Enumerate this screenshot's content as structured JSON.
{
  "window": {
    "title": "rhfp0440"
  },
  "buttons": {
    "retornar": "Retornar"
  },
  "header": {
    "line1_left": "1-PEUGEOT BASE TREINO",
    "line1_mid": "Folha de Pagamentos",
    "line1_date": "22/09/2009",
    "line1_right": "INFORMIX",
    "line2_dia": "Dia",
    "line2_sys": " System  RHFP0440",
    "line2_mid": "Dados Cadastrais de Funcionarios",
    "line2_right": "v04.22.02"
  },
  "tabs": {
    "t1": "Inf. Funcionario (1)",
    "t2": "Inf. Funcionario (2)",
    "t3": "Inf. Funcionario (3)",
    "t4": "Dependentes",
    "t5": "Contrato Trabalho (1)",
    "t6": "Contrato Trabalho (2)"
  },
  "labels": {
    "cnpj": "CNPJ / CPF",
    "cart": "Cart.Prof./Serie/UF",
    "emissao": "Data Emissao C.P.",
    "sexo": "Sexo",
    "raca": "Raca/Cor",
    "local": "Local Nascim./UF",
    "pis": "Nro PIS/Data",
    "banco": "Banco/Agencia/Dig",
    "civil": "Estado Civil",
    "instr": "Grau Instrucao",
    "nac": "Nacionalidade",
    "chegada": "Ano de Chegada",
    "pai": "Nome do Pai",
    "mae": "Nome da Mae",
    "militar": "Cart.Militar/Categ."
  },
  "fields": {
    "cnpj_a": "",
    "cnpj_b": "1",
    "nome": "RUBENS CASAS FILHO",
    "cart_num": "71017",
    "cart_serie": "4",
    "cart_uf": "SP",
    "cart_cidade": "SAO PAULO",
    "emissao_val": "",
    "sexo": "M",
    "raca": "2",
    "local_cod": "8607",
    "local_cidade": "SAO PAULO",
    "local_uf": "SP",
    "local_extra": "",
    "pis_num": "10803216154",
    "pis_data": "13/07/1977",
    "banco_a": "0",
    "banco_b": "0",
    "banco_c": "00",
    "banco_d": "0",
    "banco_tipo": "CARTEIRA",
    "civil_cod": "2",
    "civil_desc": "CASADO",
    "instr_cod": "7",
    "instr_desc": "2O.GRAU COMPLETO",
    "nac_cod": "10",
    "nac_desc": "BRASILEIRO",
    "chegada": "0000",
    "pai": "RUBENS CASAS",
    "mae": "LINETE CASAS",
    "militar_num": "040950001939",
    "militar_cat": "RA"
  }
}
--------------------
- **Work to do**: Out of the records, collect only those lines that contain the string "Contrato".

- **Solution**:
    "t5": "Contrato Trabalho (1)",
    "t6": "Contrato Trabalho (2)"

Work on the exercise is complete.